*** Excerpted data

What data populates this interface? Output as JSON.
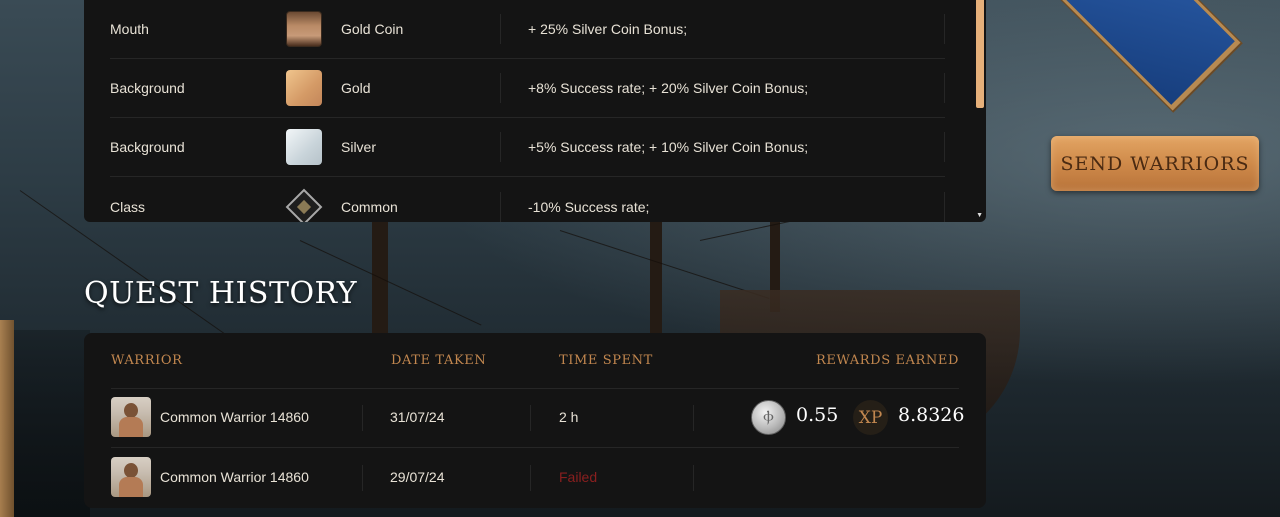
{
  "traits": [
    {
      "type": "Mouth",
      "swatch": "face",
      "name": "Gold Coin",
      "effect": "+ 25% Silver Coin Bonus;"
    },
    {
      "type": "Background",
      "swatch": "gold",
      "name": "Gold",
      "effect": "+8% Success rate; + 20% Silver Coin Bonus;"
    },
    {
      "type": "Background",
      "swatch": "silver",
      "name": "Silver",
      "effect": "+5% Success rate; + 10% Silver Coin Bonus;"
    },
    {
      "type": "Class",
      "swatch": "diamond",
      "name": "Common",
      "effect": "-10% Success rate;"
    }
  ],
  "send_button": "SEND WARRIORS",
  "quest_history": {
    "title": "QUEST HISTORY",
    "columns": {
      "warrior": "WARRIOR",
      "date_taken": "DATE TAKEN",
      "time_spent": "TIME SPENT",
      "rewards": "REWARDS EARNED"
    },
    "rows": [
      {
        "warrior": "Common Warrior 14860",
        "date": "31/07/24",
        "time": "2 h",
        "coin_reward": "0.55",
        "xp_label": "XP",
        "xp_reward": "8.8326"
      },
      {
        "warrior": "Common Warrior 14860",
        "date": "29/07/24",
        "time": "Failed"
      }
    ]
  },
  "colors": {
    "accent": "#c2874f",
    "button": "#cf8a4a",
    "failed": "#8a1f1f",
    "panel": "#141414"
  }
}
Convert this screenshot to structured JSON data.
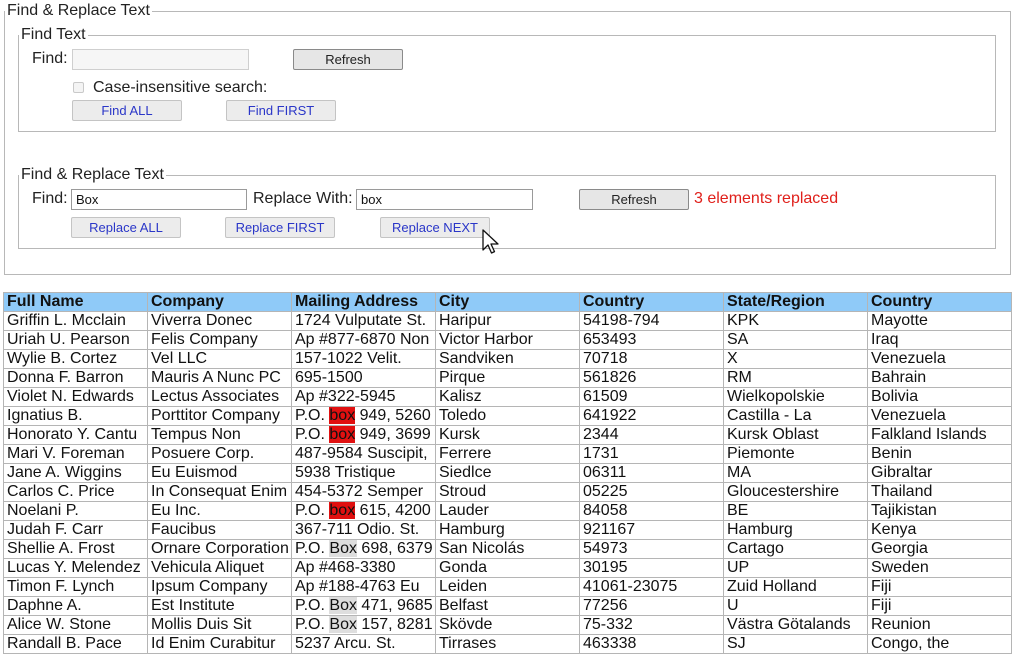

******

Print each entry shown above with exact wording and no pictures.

What data populates this interface? Output as JSON.
{
  "traits": [
    {
      "type": "Mouth",
      "swatch": "face",
      "name": "Gold Coin",
      "effect": "+ 25% Silver Coin Bonus;"
    },
    {
      "type": "Background",
      "swatch": "gold",
      "name": "Gold",
      "effect": "+8% Success rate; + 20% Silver Coin Bonus;"
    },
    {
      "type": "Background",
      "swatch": "silver",
      "name": "Silver",
      "effect": "+5% Success rate; + 10% Silver Coin Bonus;"
    },
    {
      "type": "Class",
      "swatch": "diamond",
      "name": "Common",
      "effect": "-10% Success rate;"
    }
  ],
  "send_button": "SEND WARRIORS",
  "quest_history": {
    "title": "QUEST HISTORY",
    "columns": {
      "warrior": "WARRIOR",
      "date_taken": "DATE TAKEN",
      "time_spent": "TIME SPENT",
      "rewards": "REWARDS EARNED"
    },
    "rows": [
      {
        "warrior": "Common Warrior 14860",
        "date": "31/07/24",
        "time": "2 h",
        "coin_reward": "0.55",
        "xp_label": "XP",
        "xp_reward": "8.8326"
      },
      {
        "warrior": "Common Warrior 14860",
        "date": "29/07/24",
        "time": "Failed"
      }
    ]
  },
  "colors": {
    "accent": "#c2874f",
    "button": "#cf8a4a",
    "failed": "#8a1f1f",
    "panel": "#141414"
  }
}
Convert this screenshot to structured JSON data.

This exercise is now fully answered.